• _Aufgabe 1_
Schreibe den Abschnitt der Datensätze vom Anfang bis einschließlich der Zeile mit „gridline-horizontal-major xyxy=(107,519,1521,523)“ neu. Ersetze darin „Product Status“ durch „Produktzustand“ und lass alles andere unverändert.

─── Seitentext ───

Nach dem Streit zwischen der Roten Flora und Corny Littmann verlegen alternative Lesetage die Rio-Reiser-Lesung.

Soll nun woanders singen: Theaterchef Corny Littmann. Bild: dpa

HAMBURG taz | Die Rio-Reiser-Lesung wird jetzt doch mit Corny Littmann stattfinden – allerdings nicht mehr in der autonom besetzten Roten Flora. Nach dem Streit zwischen dem Flora-Plenum und dem ehemaligen Präsidenten des FC St. Pauli und Chef des Schmidt-Theaters um das Auftrittsverbot, hat der Veranstalter des Hamburger Literaturfestivals „Lesen ohne Atomstrom“ die Lesung einer Rio-Reiser-Biografie am 24. April in die Markthalle verlegt.

Die beteiligten Künstler aus dem Kreis der „Ton Steine Scherben“ wollen das vollständige Programm spielen, erklärt der Veranstalter. Ein Dialogversuch mit der Roten Flora sei gescheitert.

───

• _Aufgabe 2_
Nenne alle Bezeichnungen, mit denen die Meldung über die Rio-Reiser-Lesung Corny Littmann beschreibt.

─── Gegebene Daten ───

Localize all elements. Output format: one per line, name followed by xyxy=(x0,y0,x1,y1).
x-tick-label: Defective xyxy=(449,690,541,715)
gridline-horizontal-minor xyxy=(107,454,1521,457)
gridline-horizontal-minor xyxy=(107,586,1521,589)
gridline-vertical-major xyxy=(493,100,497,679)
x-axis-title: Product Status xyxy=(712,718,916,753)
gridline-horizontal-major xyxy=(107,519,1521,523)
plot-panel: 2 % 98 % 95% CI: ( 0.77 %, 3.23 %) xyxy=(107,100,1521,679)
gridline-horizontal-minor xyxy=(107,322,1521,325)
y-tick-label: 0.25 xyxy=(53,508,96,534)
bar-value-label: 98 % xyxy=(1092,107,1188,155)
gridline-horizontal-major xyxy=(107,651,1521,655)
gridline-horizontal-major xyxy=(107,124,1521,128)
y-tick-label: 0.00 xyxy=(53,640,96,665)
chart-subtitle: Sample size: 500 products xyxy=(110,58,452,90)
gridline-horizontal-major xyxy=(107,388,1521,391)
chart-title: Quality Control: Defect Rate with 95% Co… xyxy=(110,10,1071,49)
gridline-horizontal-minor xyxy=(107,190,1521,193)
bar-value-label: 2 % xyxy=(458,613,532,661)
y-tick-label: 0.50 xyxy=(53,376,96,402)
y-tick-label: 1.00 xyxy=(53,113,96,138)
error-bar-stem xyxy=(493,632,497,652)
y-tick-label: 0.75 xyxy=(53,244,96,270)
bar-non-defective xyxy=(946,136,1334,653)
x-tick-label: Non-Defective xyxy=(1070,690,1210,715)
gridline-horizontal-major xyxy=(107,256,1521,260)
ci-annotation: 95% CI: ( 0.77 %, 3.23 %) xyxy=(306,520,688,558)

───

• _Vollständige Lösung 1_
Localize all elements. Output format: one per line, name followed by xyxy=(x0,y0,x1,y1).
x-tick-label: Defective xyxy=(449,690,541,715)
gridline-horizontal-minor xyxy=(107,454,1521,457)
gridline-horizontal-minor xyxy=(107,586,1521,589)
gridline-vertical-major xyxy=(493,100,497,679)
x-axis-title: Produktzustand xyxy=(712,718,916,753)
gridline-horizontal-major xyxy=(107,519,1521,523)

• _Vollständige Lösung 2_
- Theaterchef
- ehemaliger Präsident des FC St. Pauli
- Chef des Schmidt-Theaters